■ Goal of the exercise
Copy out lines with the word "conmigo" from the material that follows.

Start of Raw records

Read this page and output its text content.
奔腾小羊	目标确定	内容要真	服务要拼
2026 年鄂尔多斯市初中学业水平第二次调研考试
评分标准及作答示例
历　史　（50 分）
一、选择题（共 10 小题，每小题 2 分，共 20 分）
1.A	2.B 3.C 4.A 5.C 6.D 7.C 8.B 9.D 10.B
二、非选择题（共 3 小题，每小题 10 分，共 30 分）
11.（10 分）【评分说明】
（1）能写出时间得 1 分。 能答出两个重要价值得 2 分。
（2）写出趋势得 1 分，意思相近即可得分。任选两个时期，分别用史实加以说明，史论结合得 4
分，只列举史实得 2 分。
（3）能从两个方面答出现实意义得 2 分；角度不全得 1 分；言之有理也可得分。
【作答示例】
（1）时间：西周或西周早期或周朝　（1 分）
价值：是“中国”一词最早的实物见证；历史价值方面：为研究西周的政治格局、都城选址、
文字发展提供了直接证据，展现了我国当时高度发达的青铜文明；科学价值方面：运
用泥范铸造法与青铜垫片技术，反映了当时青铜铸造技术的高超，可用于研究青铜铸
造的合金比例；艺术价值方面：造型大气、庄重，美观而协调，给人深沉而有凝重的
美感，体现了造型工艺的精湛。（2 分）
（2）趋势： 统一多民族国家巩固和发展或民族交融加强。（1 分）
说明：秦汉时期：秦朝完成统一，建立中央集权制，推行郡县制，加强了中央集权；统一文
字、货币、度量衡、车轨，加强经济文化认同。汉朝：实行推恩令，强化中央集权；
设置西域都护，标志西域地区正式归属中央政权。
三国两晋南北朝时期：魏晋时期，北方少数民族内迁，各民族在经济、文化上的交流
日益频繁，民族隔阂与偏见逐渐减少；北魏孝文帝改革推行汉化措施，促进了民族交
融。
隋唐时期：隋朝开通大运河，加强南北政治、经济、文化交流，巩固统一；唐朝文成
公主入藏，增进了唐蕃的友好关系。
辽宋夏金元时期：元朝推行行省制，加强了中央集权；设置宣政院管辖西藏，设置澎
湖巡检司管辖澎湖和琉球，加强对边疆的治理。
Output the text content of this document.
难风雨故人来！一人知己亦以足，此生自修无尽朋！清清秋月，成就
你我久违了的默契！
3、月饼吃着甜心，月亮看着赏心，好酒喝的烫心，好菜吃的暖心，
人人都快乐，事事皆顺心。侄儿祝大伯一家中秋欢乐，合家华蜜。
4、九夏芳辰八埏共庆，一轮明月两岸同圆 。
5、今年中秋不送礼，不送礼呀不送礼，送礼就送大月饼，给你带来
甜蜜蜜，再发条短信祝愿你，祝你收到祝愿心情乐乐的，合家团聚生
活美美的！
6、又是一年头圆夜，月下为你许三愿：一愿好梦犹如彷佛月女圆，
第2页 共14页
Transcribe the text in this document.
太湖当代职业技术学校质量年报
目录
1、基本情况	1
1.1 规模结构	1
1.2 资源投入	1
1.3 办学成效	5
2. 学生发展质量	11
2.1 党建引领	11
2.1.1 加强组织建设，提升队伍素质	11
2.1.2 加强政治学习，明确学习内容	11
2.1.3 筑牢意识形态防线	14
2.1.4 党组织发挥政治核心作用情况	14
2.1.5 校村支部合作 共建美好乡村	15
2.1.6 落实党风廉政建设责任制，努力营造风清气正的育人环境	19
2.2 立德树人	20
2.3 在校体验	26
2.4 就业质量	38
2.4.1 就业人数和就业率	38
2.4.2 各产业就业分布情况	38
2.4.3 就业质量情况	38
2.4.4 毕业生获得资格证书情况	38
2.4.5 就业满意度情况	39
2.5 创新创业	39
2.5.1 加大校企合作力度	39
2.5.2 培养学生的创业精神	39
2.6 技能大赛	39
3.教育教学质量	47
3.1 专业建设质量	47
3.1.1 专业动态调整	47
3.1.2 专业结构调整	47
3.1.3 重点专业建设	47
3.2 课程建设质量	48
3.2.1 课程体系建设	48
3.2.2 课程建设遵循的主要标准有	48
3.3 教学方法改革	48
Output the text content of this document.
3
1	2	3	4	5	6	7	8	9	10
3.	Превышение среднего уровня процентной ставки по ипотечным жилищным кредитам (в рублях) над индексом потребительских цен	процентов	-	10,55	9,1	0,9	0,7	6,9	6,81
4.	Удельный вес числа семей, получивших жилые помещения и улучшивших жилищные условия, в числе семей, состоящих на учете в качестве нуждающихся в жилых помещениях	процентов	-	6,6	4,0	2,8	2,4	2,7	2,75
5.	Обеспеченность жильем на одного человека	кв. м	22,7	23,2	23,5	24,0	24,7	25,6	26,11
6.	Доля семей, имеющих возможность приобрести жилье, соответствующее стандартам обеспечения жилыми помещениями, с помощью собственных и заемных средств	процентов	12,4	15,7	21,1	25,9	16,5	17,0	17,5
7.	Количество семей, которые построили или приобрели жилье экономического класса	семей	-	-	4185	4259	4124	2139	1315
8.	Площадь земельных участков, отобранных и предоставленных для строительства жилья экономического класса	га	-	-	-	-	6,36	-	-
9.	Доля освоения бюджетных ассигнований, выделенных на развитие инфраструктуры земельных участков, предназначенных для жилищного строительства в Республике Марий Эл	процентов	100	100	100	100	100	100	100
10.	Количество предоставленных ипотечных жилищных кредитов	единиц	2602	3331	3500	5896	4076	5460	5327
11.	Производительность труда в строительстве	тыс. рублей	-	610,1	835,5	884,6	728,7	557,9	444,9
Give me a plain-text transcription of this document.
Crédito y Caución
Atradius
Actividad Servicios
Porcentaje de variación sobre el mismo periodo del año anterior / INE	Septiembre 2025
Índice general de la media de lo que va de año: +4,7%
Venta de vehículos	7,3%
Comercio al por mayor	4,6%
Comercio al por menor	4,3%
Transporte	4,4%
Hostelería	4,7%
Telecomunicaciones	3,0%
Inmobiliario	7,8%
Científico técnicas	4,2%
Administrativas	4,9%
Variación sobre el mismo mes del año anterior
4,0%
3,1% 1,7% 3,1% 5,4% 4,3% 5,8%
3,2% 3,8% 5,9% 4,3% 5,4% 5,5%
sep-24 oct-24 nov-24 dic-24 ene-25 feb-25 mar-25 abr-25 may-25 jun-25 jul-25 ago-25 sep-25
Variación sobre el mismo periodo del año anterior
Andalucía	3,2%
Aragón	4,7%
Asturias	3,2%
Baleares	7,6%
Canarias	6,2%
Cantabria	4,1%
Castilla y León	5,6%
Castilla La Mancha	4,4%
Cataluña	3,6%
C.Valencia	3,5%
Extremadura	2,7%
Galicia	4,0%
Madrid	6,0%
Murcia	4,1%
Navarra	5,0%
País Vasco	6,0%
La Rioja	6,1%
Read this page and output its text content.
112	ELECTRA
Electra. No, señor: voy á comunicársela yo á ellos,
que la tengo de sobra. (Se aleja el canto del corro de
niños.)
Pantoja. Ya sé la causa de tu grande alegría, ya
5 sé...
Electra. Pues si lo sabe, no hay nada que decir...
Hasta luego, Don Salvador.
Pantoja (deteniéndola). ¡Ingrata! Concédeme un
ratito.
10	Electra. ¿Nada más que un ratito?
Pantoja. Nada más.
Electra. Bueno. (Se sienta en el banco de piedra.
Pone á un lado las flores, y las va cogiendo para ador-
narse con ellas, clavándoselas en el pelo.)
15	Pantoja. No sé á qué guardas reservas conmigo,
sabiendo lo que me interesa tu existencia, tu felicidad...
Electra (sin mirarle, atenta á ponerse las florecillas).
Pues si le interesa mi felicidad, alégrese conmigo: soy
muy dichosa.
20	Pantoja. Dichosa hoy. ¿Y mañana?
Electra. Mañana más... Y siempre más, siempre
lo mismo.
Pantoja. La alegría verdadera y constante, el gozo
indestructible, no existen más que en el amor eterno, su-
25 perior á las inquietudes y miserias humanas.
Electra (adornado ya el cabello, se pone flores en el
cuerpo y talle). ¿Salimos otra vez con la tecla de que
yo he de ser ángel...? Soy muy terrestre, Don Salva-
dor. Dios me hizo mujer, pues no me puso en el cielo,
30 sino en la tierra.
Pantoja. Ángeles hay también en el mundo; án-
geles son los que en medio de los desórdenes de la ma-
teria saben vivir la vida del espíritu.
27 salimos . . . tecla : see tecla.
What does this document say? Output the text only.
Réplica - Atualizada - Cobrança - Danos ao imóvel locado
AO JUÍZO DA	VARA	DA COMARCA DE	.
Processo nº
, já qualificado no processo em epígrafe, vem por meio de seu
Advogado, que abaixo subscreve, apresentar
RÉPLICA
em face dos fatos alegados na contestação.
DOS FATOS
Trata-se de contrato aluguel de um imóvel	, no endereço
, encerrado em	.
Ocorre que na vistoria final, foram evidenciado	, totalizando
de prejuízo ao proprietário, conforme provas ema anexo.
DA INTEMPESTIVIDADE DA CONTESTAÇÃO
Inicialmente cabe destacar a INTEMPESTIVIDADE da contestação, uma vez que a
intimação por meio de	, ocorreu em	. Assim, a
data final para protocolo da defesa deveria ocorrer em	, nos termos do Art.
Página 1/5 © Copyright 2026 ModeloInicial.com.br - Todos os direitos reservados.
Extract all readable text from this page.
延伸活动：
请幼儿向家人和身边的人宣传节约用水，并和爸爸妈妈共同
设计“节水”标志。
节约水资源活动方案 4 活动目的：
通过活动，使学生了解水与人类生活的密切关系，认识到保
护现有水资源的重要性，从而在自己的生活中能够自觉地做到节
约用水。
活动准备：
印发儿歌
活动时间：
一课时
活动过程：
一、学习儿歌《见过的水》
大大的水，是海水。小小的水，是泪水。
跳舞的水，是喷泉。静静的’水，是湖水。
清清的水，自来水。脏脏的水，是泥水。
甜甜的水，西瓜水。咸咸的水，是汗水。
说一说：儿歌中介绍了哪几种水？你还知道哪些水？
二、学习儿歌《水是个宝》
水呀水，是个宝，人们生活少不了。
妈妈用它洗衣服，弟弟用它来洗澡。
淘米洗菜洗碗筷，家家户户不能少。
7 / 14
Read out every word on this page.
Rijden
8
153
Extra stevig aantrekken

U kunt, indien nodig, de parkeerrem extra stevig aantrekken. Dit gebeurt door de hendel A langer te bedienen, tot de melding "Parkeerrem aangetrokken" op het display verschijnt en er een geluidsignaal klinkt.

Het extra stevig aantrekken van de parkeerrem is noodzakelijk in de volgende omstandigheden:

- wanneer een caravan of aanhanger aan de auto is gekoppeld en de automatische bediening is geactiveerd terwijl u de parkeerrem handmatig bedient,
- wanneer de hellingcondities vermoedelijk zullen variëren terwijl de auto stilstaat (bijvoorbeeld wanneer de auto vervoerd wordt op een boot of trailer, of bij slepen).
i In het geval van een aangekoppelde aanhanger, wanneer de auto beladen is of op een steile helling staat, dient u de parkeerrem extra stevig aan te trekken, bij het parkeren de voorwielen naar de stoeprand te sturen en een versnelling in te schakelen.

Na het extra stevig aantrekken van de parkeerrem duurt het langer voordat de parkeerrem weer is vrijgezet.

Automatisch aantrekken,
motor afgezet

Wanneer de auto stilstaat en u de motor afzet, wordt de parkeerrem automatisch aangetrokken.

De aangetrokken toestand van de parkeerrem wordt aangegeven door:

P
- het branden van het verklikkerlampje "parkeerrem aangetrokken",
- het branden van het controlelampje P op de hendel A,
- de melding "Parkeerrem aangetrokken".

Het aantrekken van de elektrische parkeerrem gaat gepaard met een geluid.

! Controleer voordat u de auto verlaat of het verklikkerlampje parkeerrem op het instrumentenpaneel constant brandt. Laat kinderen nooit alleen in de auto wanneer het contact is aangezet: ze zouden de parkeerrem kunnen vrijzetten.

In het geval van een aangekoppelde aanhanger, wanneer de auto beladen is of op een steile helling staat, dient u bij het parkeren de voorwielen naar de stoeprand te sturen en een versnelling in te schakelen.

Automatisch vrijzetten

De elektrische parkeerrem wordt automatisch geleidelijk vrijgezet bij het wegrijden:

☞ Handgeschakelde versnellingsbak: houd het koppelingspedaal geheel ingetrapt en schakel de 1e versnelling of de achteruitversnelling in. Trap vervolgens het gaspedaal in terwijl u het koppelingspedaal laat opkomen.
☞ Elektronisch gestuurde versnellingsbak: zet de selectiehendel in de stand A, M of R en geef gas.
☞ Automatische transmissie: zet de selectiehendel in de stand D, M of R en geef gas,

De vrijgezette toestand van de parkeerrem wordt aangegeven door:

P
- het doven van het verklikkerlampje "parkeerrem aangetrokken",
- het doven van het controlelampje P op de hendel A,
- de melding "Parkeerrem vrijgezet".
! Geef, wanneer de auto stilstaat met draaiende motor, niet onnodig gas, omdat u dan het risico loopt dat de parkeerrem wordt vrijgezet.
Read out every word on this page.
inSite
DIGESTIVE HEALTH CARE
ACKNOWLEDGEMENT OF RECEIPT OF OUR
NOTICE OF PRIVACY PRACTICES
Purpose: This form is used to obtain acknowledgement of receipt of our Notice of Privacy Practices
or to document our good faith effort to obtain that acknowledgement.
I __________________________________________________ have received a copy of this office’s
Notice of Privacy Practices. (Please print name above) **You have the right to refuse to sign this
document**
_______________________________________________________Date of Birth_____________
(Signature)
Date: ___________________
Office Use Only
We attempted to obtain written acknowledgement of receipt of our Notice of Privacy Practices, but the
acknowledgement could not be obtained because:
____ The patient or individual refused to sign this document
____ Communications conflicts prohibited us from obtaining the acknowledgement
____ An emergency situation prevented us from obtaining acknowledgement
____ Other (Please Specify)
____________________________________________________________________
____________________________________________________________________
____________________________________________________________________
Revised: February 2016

End of Raw records

■ Full answer
15	Pantoja. No sé á qué guardas reservas conmigo,
Pues si le interesa mi felicidad, alégrese conmigo: soy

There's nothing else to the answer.